**** Records for this task ****
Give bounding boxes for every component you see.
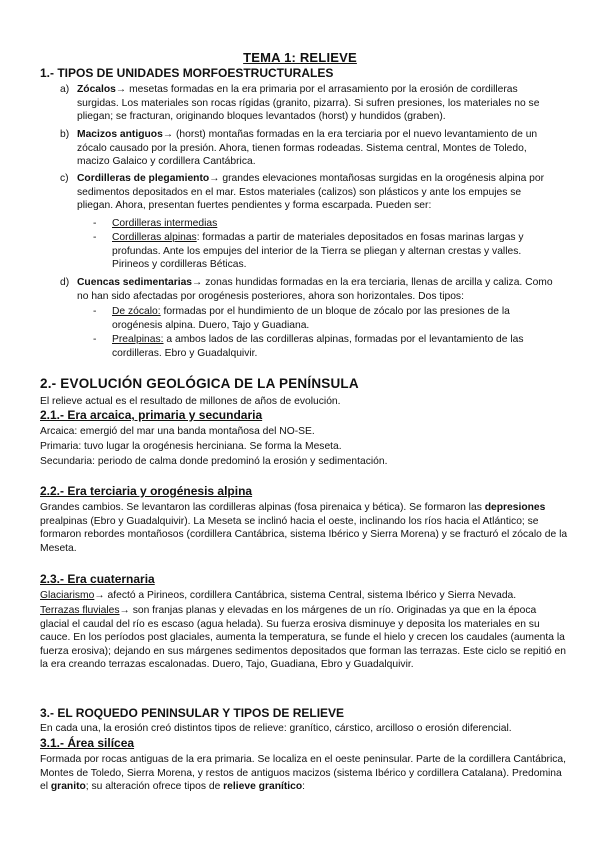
sub-item-text xyxy=(112,231,561,272)
subsection-3-1-heading: 3.1.- Área silícea xyxy=(40,736,135,750)
term-cordilleras: Cordilleras de plegamiento xyxy=(77,173,210,184)
paragraph-terrazas xyxy=(40,604,568,672)
list-item-text xyxy=(77,172,560,213)
dash-marker: - xyxy=(93,334,97,345)
sub-text: a ambos lados de las cordilleras alpinas, formadas por el levantamiento de las cordilleras. Ebro y Guadalquivir. xyxy=(112,334,524,359)
list-item-text xyxy=(77,83,560,124)
subsection-2-3-heading: 2.3.- Era cuaternaria xyxy=(40,572,155,586)
page-title: TEMA 1: RELIEVE xyxy=(243,50,357,65)
paragraph-arcaica: Arcaica: emergió del mar una banda montañosa del NO-SE. xyxy=(40,426,315,437)
list-item-text xyxy=(77,128,560,169)
term-cuencas: Cuencas sedimentarias xyxy=(77,277,193,288)
list-marker: c) xyxy=(60,173,69,184)
list-item-text xyxy=(77,276,560,303)
sub-item-zocalo xyxy=(93,305,561,332)
list-marker: a) xyxy=(60,84,70,95)
section-3-intro: En cada una, la erosión creó distintos tipos de relieve: granítico, cárstico, arcilloso o erosión diferencial. xyxy=(40,723,512,734)
sub-item-text xyxy=(112,217,561,231)
bold-relieve-granitico: relieve granítico xyxy=(223,781,303,793)
arrow: → xyxy=(115,84,127,95)
section-3-heading: 3.- EL ROQUEDO PENINSULAR Y TIPOS DE RELIEVE xyxy=(40,706,345,720)
arrow: → xyxy=(209,173,220,184)
definition: (horst) montañas formadas en la era terciaria por el nuevo levantamiento de un zócalo causado por la presión. Ahora, tienen formas rodeadas. Sistema central, Montes de Toledo, macizo Galaico y cordillera Cantábrica. xyxy=(77,129,538,168)
text-run: Formada por rocas antiguas de la era primaria. Se localiza en el oeste peninsular. Parte de la cordillera Cantábrica, Montes de Toledo, Sierra Morena, y restos de antiguos macizos (sistema Ibérico y cordillera Catalana). Predomina el xyxy=(40,754,566,793)
sub-item-intermedias xyxy=(93,217,561,231)
label-prealpinas: Prealpinas: xyxy=(112,334,164,345)
arrow: → xyxy=(162,129,174,140)
text-run: : xyxy=(302,781,306,793)
section-2-heading: 2.- EVOLUCIÓN GEOLÓGICA DE LA PENÍNSULA xyxy=(40,376,359,391)
dash-marker: - xyxy=(93,218,97,229)
sub-item-prealpinas xyxy=(93,333,561,360)
paragraph-terciaria xyxy=(40,501,568,555)
list-item-macizos xyxy=(60,128,560,169)
sub-item-text xyxy=(112,333,561,360)
sub-item-text xyxy=(112,305,561,332)
dash-marker: - xyxy=(93,232,97,243)
sub-text: : formadas a partir de materiales depositados en fosas marinas largas y profundas. Ante los empujes del interior de la Tierra se pliegan y alternan crestas y valles. Pirineos y cordilleras Béticas. xyxy=(112,232,524,271)
sub-text: formadas por el hundimiento de un bloque de zócalo por las presiones de la orogénesis alpina. Duero, Tajo y Guadiana. xyxy=(112,306,510,331)
dash-marker: - xyxy=(93,306,97,317)
paragraph-glaciarismo xyxy=(40,589,568,603)
label-alpinas: Cordilleras alpinas xyxy=(112,232,197,243)
arrow: → xyxy=(192,277,203,288)
section-2-intro: El relieve actual es el resultado de millones de años de evolución. xyxy=(40,396,341,407)
label-terrazas: Terrazas fluviales xyxy=(40,605,120,616)
arrow: → xyxy=(94,590,105,601)
bold-depresiones: depresiones xyxy=(484,502,546,513)
list-item-cordilleras xyxy=(60,172,560,213)
text-run: prealpinas (Ebro y Guadalquivir). La Meseta se inclinó hacia el oeste, inclinando los ríos hacia el Atlántico; se formaron rebordes montañosos (cordillera Cantábrica, sistema Ibérico y Sierra Morena) y se fracturó el zócalo de la Meseta. xyxy=(40,515,568,554)
list-item-zocalos xyxy=(60,83,560,124)
text-run: Grandes cambios. Se levantaron las cordilleras alpinas (fosa pirenaica y bética). Se formaron las xyxy=(40,502,485,513)
term-zocalos: Zócalos xyxy=(77,84,116,95)
subsection-2-1-heading: 2.1.- Era arcaica, primaria y secundaria xyxy=(40,408,263,422)
text-run: ; su alteración ofrece tipos de xyxy=(85,781,224,793)
term-macizos: Macizos antiguos xyxy=(77,129,163,140)
label-intermedias: Cordilleras intermedias xyxy=(112,218,218,229)
list-marker: b) xyxy=(60,129,70,140)
subsection-2-2-heading: 2.2.- Era terciaria y orogénesis alpina xyxy=(40,484,253,498)
paragraph-area-silicea xyxy=(40,753,568,794)
definition: zonas hundidas formadas en la era terciaria, llenas de arcilla y caliza. Como no han sido afectadas por orogénesis posteriores, ahora son horizontales. Dos tipos: xyxy=(77,277,553,302)
label-de-zocalo: De zócalo: xyxy=(112,306,161,317)
sub-item-alpinas xyxy=(93,231,561,272)
definition: mesetas formadas en la era primaria por el arrasamiento por la erosión de cordilleras surgidas. Los materiales son rocas rígidas (granito, pizarra). Si sufren presiones, los materiales no se pliegan; se fracturan, originando bloques levantados (horst) y hundidos (graben). xyxy=(77,84,540,123)
arrow: → xyxy=(119,605,130,616)
text-run: afectó a Pirineos, cordillera Cantábrica, sistema Central, sistema Ibérico y Sierra Nevada. xyxy=(104,590,517,601)
text-run: son franjas planas y elevadas en los márgenes de un río. Originadas ya que en la época glacial el caudal del río es escaso (agua helada). Su fuerza erosiva disminuye y deposita los materiales en su cauce. En los períodos post glaciales, aumenta la temperatura, se funde el hielo y crecen los caudales (aumenta la fuerza erosiva); dejando en sus márgenes sedimentos depositados que forman las terrazas. Este ciclo se repitió en la era creando terrazas escalonadas. Duero, Tajo, Guadiana, Ebro y Guadalquivir. xyxy=(40,605,566,671)
list-item-cuencas xyxy=(60,276,560,303)
bold-granito: granito xyxy=(50,781,86,793)
section-1-heading: 1.- TIPOS DE UNIDADES MORFOESTRUCTURALES xyxy=(40,66,334,80)
paragraph-secundaria: Secundaria: periodo de calma donde predominó la erosión y sedimentación. xyxy=(40,456,388,467)
paragraph-primaria: Primaria: tuvo lugar la orogénesis herciniana. Se forma la Meseta. xyxy=(40,441,342,452)
definition: grandes elevaciones montañosas surgidas en la orogénesis alpina por sedimentos depositados en el mar. Estos materiales (calizos) son plásticos y ante los empujes se pliegan. Ahora, presentan fuertes pendientes y forma escarpada. Pueden ser: xyxy=(77,173,545,212)
list-marker: d) xyxy=(60,277,70,288)
label-glaciarismo: Glaciarismo xyxy=(40,590,95,601)
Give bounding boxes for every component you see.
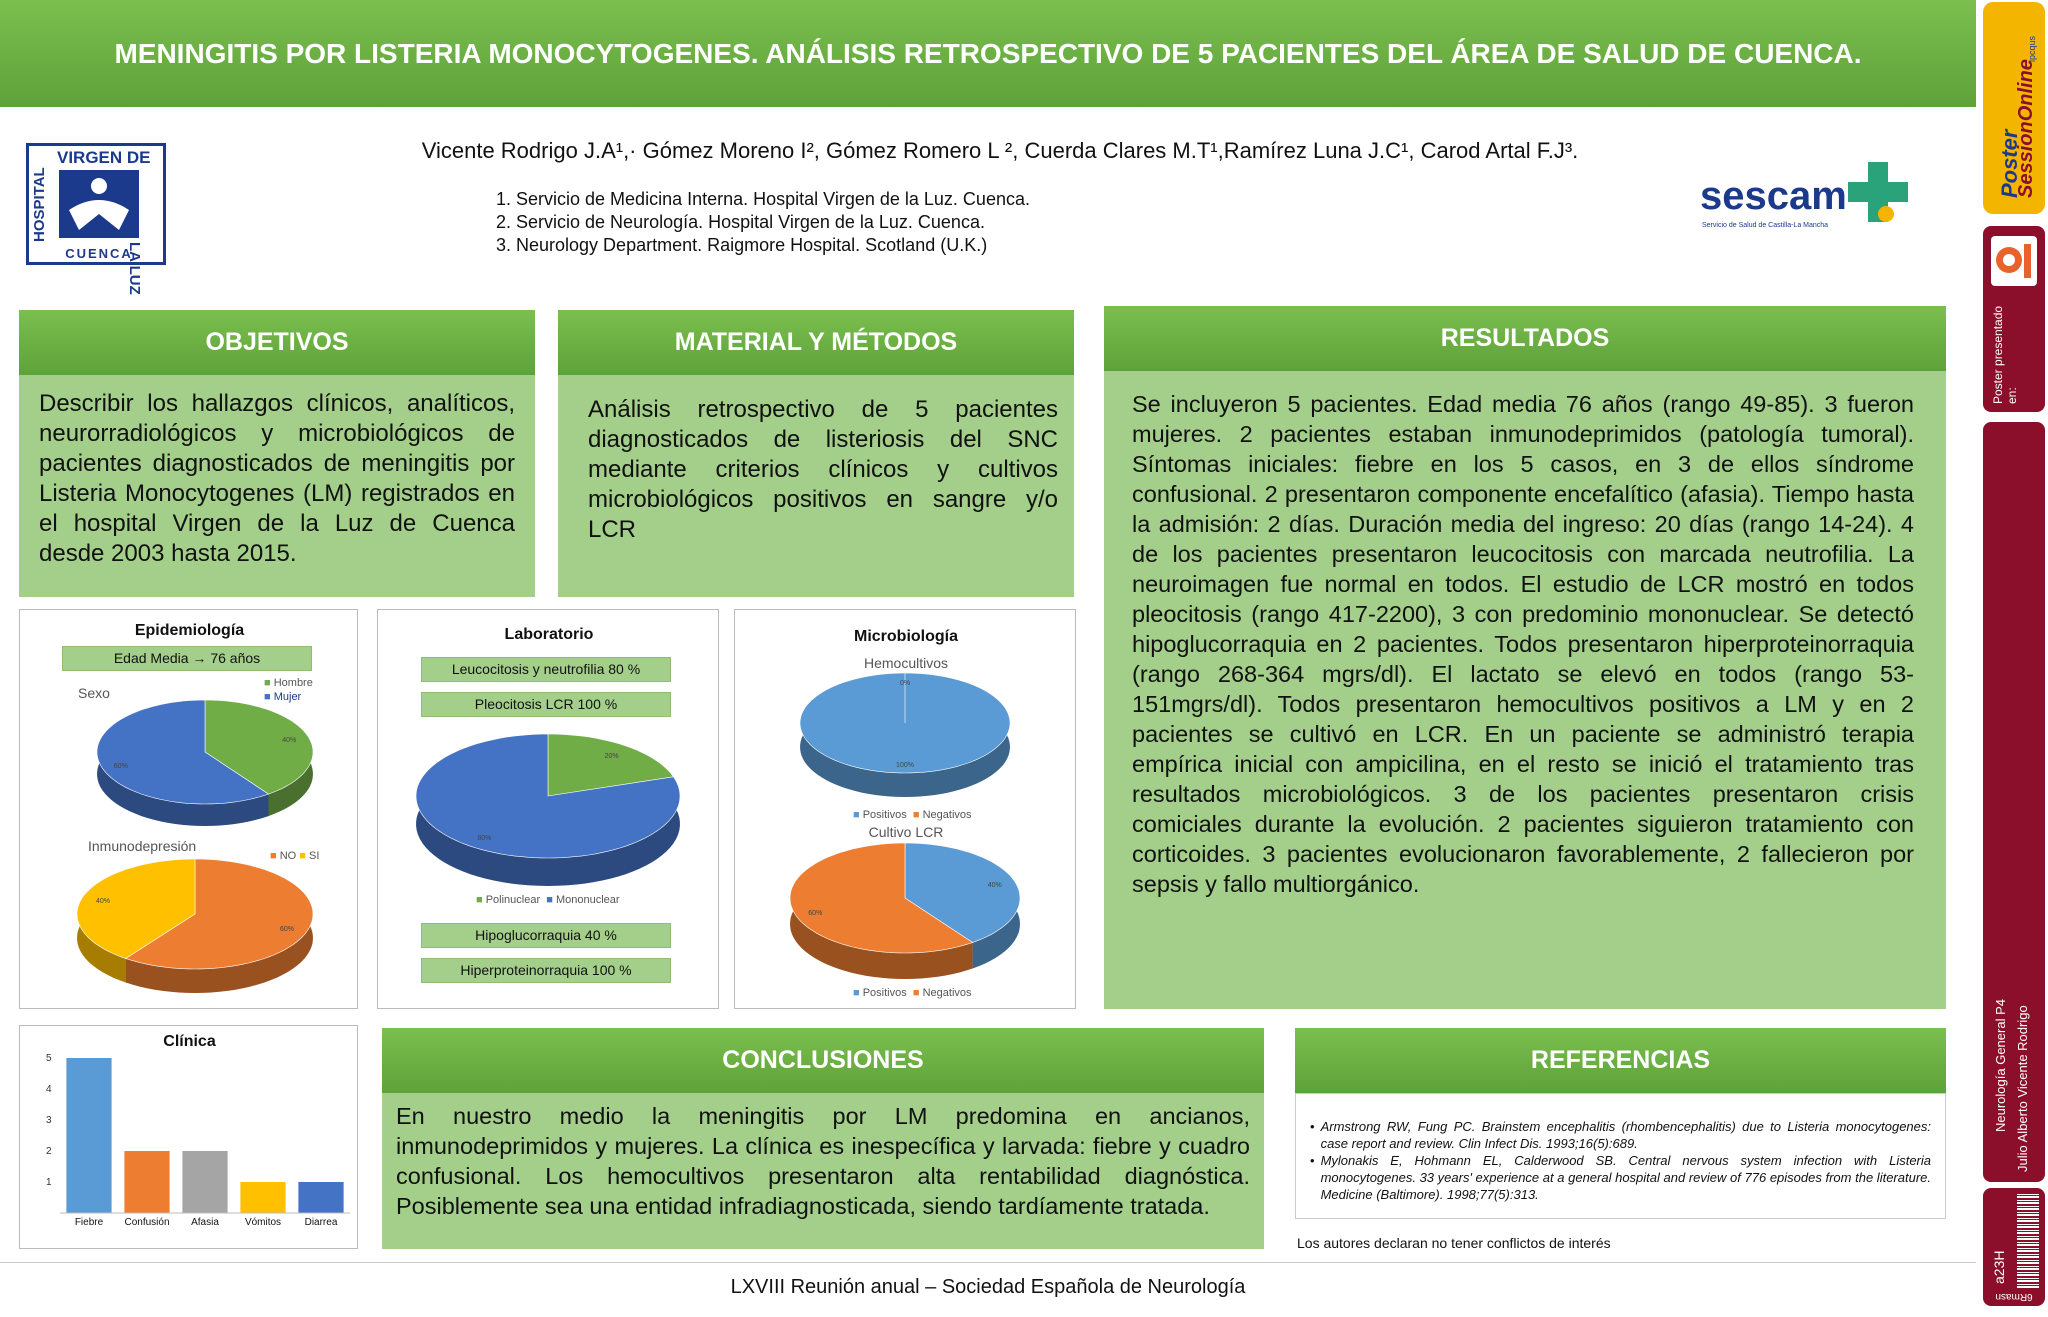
pie-label-no: 60% bbox=[279, 925, 295, 933]
microbiologia-panel bbox=[734, 609, 1076, 1009]
hospital-logo-line1: VIRGEN DE bbox=[57, 148, 151, 167]
legend-lcr-positivos: Positivos bbox=[862, 987, 907, 999]
referencias-body bbox=[1295, 1093, 1946, 1219]
hiperproteinorraquia-box: Hiperproteinorraquia 100 % bbox=[421, 958, 671, 983]
referencia-1-text: Armstrong RW, Fung PC. Brainstem encephalitis (rhombencephalitis) due to Listeria monocytogenes: case report and review. Clin Infect Dis. 1993;16(5):689. bbox=[1320, 1119, 1931, 1151]
epidemiologia-title: Epidemiología bbox=[134, 622, 245, 639]
x-tick-label: Diarrea bbox=[304, 1217, 338, 1228]
brand-tag: ipcqus bbox=[2027, 35, 2037, 62]
referencia-2-text: Mylonakis E, Hohmann EL, Calderwood SB. Central nervous system infection with Listeria monocytogenes. 33 years' experience at a general hospital and review of 776 episodes from the literature. Medicine (Baltimore). 1998;77(5):313. bbox=[1320, 1153, 1931, 1202]
bar-vómitos bbox=[240, 1182, 285, 1213]
affiliation-3: 3. Neurology Department. Raigmore Hospital. Scotland (U.K.) bbox=[496, 235, 988, 255]
legend-lcr-negativos: Negativos bbox=[922, 987, 972, 999]
sescam-logo-sub: Servicio de Salud de Castilla-La Mancha bbox=[1702, 222, 1829, 229]
sexo-legend: ■ Hombre ■ Mujer bbox=[264, 677, 313, 703]
legend-hemo-positivos: Positivos bbox=[862, 809, 907, 821]
hemocultivos-pie-chart bbox=[795, 668, 1015, 808]
referencias-header bbox=[1295, 1028, 1946, 1093]
hemocultivos-title: Hemocultivos bbox=[863, 655, 949, 671]
pie-label-mononuclear: 80% bbox=[477, 835, 492, 843]
laboratorio-panel bbox=[377, 609, 719, 1009]
inmuno-title: Inmunodepresión bbox=[88, 838, 197, 854]
code-box bbox=[1983, 1188, 2045, 1306]
resultados-title: RESULTADOS bbox=[1440, 324, 1610, 352]
sescam-logo bbox=[1700, 152, 1920, 252]
session-author: Julio Alberto Vicente Rodrigo bbox=[2015, 1005, 2030, 1172]
y-tick-label: 1 bbox=[46, 1177, 52, 1188]
referencia-2: • Mylonakis E, Hohmann EL, Calderwood SB. Central nervous system infection with Listeria monocytogenes. 33 years' experience at a general hospital and review of 776 episodes from the literature. Medicine (Baltimore). 1998;77(5):313. bbox=[1310, 1153, 1931, 1202]
cultivo-lcr-pie-chart bbox=[785, 836, 1025, 986]
affiliation-2: 2. Servicio de Neurología. Hospital Virgen de la Luz. Cuenca. bbox=[496, 212, 985, 232]
leucocitosis-box: Leucocitosis y neutrofilia 80 % bbox=[421, 657, 671, 682]
sen-logo-icon bbox=[1991, 236, 2037, 286]
laboratorio-title: Laboratorio bbox=[504, 626, 594, 643]
hospital-figure-icon bbox=[59, 170, 139, 238]
postersession-brand[interactable] bbox=[1983, 2, 2045, 214]
bar-afasia bbox=[182, 1151, 227, 1213]
session-code: a23H bbox=[1991, 1250, 2007, 1284]
pie-label-si: 40% bbox=[95, 898, 111, 906]
hemocultivos-legend: ■ Positivos ■ Negativos bbox=[853, 809, 972, 821]
pie-label-negativos: 0% bbox=[899, 680, 911, 687]
clinica-title: Clínica bbox=[163, 1033, 216, 1050]
conclusiones-text: En nuestro medio la meningitis por LM predomina en ancianos, inmunodeprimidos y mujeres. La clínica es inespecífica y larvada: fiebre y cuadro confusional. Los hemocultivos presentaron alta rentabilidad diagnóstica. Posiblemente sea una entidad infradiagnosticada, siendo tardíamente tratada. bbox=[396, 1103, 1250, 1219]
objetivos-title: OBJETIVOS bbox=[205, 328, 349, 356]
sexo-pie-chart bbox=[80, 692, 330, 842]
footer-text: LXVIII Reunión anual – Sociedad Española de Neurología bbox=[730, 1276, 1246, 1298]
pleocitosis-box: Pleocitosis LCR 100 % bbox=[421, 692, 671, 717]
conclusiones-body bbox=[382, 1093, 1264, 1249]
pie-label-hombre: 40% bbox=[282, 736, 297, 744]
presented-text: Poster presentado en: bbox=[1991, 305, 2019, 404]
clinica-bar-chart bbox=[20, 1026, 359, 1250]
resultados-body bbox=[1104, 371, 1946, 1009]
sexo-title: Sexo bbox=[78, 685, 110, 701]
objetivos-header bbox=[19, 310, 535, 375]
hipoglucorraquia-box: Hipoglucorraquia 40 % bbox=[421, 923, 671, 948]
session-label: Neurología General P4 bbox=[1993, 999, 2008, 1132]
objetivos-text: Describir los hallazgos clínicos, analíticos, neurorradiológicos y microbiológicos de pacientes diagnosticados de meningitis por Listeria Monocytogenes (LM) registrados en el hospital Virgen de la Luz de Cuenca desde 2003 hasta 2015. bbox=[39, 390, 515, 567]
x-tick-label: Fiebre bbox=[74, 1217, 104, 1228]
x-tick-label: Confusión bbox=[124, 1217, 170, 1228]
presented-in-box bbox=[1983, 226, 2045, 412]
hospital-logo-city: CUENCA bbox=[65, 246, 133, 261]
session-box bbox=[1983, 422, 2045, 1182]
brand-line1: Poster bbox=[1997, 129, 2022, 198]
hospital-logo bbox=[26, 143, 166, 295]
objetivos-body bbox=[19, 375, 535, 597]
pie-label-negativos: 60% bbox=[808, 909, 823, 917]
sescam-logo-name: sescam bbox=[1700, 174, 1847, 218]
y-tick-label: 3 bbox=[46, 1115, 52, 1126]
legend-polinuclear: Polinuclear bbox=[485, 894, 541, 906]
hospital-logo-line2: LA LUZ bbox=[126, 242, 143, 295]
metodos-body bbox=[558, 375, 1074, 597]
conclusiones-header bbox=[382, 1028, 1264, 1093]
sen-logo bbox=[1991, 236, 2037, 286]
bar-diarrea bbox=[298, 1182, 343, 1213]
y-tick-label: 5 bbox=[46, 1053, 52, 1064]
inmuno-legend: ■ NO ■ SI bbox=[270, 850, 320, 862]
referencias-title: REFERENCIAS bbox=[1530, 1046, 1711, 1074]
legend-mujer: Mujer bbox=[273, 691, 302, 703]
poster-title-text: MENINGITIS POR LISTERIA MONOCYTOGENES. ANÁLISIS RETROSPECTIVO DE 5 PACIENTES DEL ÁREA DE SALUD DE CUENCA. bbox=[114, 37, 1862, 69]
pie-label-polinuclear: 20% bbox=[604, 752, 619, 760]
edad-media-box: Edad Media → 76 años bbox=[62, 646, 312, 671]
code-bottom: 6Rmasn bbox=[1995, 1291, 2033, 1302]
barcode bbox=[2017, 1192, 2039, 1288]
epidemiologia-panel bbox=[19, 609, 358, 1009]
microbiologia-title: Microbiología bbox=[854, 628, 958, 645]
hospital-logo-side: HOSPITAL bbox=[31, 167, 48, 242]
cultivo-lcr-title: Cultivo LCR bbox=[868, 824, 944, 840]
sescam-s-icon bbox=[1848, 152, 1920, 252]
metodos-text: Análisis retrospectivo de 5 pacientes diagnosticados de listeriosis del SNC mediante criterios clínicos y cultivos microbiológicos positivos en sangre y/o LCR bbox=[588, 396, 1058, 543]
clinica-panel bbox=[19, 1025, 358, 1249]
metodos-header bbox=[558, 310, 1074, 375]
y-tick-label: 2 bbox=[46, 1146, 52, 1157]
pie-label-mujer: 60% bbox=[113, 763, 128, 771]
affiliation-1: 1. Servicio de Medicina Interna. Hospital Virgen de la Luz. Cuenca. bbox=[496, 189, 1030, 209]
legend-si: SI bbox=[309, 850, 320, 862]
legend-no: NO bbox=[279, 850, 297, 862]
legend-hombre: Hombre bbox=[273, 677, 313, 689]
bar-fiebre bbox=[66, 1058, 111, 1213]
legend-hemo-negativos: Negativos bbox=[922, 809, 972, 821]
disclaimer: Los autores declaran no tener conflictos de interés bbox=[1297, 1235, 1611, 1251]
metodos-title: MATERIAL Y MÉTODOS bbox=[674, 328, 958, 356]
conclusiones-title: CONCLUSIONES bbox=[722, 1046, 924, 1074]
resultados-header bbox=[1104, 306, 1946, 371]
legend-mononuclear: Mononuclear bbox=[555, 894, 620, 906]
cultivo-lcr-legend: ■ Positivos ■ Negativos bbox=[853, 987, 972, 999]
x-tick-label: Vómitos bbox=[244, 1217, 282, 1228]
pie-label-positivos: 40% bbox=[987, 882, 1002, 890]
poster-title bbox=[0, 0, 1976, 107]
x-tick-label: Afasia bbox=[191, 1217, 219, 1228]
authors: Vicente Rodrigo J.A¹,· Gómez Moreno I², Gómez Romero L ², Cuerda Clares M.T¹,Ramírez Luna J.C¹, Carod Artal F.J³. bbox=[421, 138, 1579, 163]
inmuno-pie-chart bbox=[60, 854, 330, 1004]
referencia-1: • Armstrong RW, Fung PC. Brainstem encephalitis (rhombencephalitis) due to Listeria monocytogenes: case report and review. Clin Infect Dis. 1993;16(5):689. bbox=[1310, 1119, 1931, 1151]
resultados-text: Se incluyeron 5 pacientes. Edad media 76 años (rango 49-85). 3 fueron mujeres. 2 pacientes estaban inmunodeprimidos (patología tumoral). Síntomas iniciales: fiebre en los 5 casos, en 3 de ellos síndrome confusional. 2 presentaron componente encefalítico (afasia). Tiempo hasta la admisión: 2 días. Duración media del ingreso: 20 días (rango 14-24). 4 de los pacientes presentaron leucocitosis con marcada neutrofilia. La neuroimagen fue normal en todos. El estudio de LCR mostró en todos pleocitosis (rango 417-2200), 3 con predominio mononuclear. Se detectó hipoglucorraquia en 2 pacientes. Todos presentaron hiperproteinorraquia (rango 268-364 mgrs/dl). El lactato se elevó en todos (rango 53-151mgrs/dl). Todos presentaron hemocultivos positivos a LM y en 2 pacientes se cultivó en LCR. En un paciente se administró terapia empírica inicial con ampicilina, en el resto se inició el tratamiento tras resultados microbiológicos. 3 de los pacientes presentaron crisis comiciales durante la evolución. 2 pacientes siguieron tratamiento con corticoides. 3 pacientes evolucionaron favorablemente, 2 fallecieron por sepsis y fallo multiorgánico. bbox=[1132, 391, 1914, 897]
pie-slice-positivos bbox=[800, 673, 1010, 773]
brand-line2: SessionOnline bbox=[2015, 59, 2037, 198]
affiliations bbox=[496, 188, 1030, 257]
laboratorio-pie-chart bbox=[403, 724, 693, 894]
footer-line bbox=[0, 1262, 1976, 1263]
laboratorio-legend: ■ Polinuclear ■ Mononuclear bbox=[476, 894, 620, 906]
bar-confusión bbox=[124, 1151, 169, 1213]
y-tick-label: 4 bbox=[46, 1084, 52, 1095]
pie-label-positivos: 100% bbox=[896, 762, 914, 769]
****
• Task to carry out:
Say only how many lines above contain "system", with no other words.

• Exercise output:
2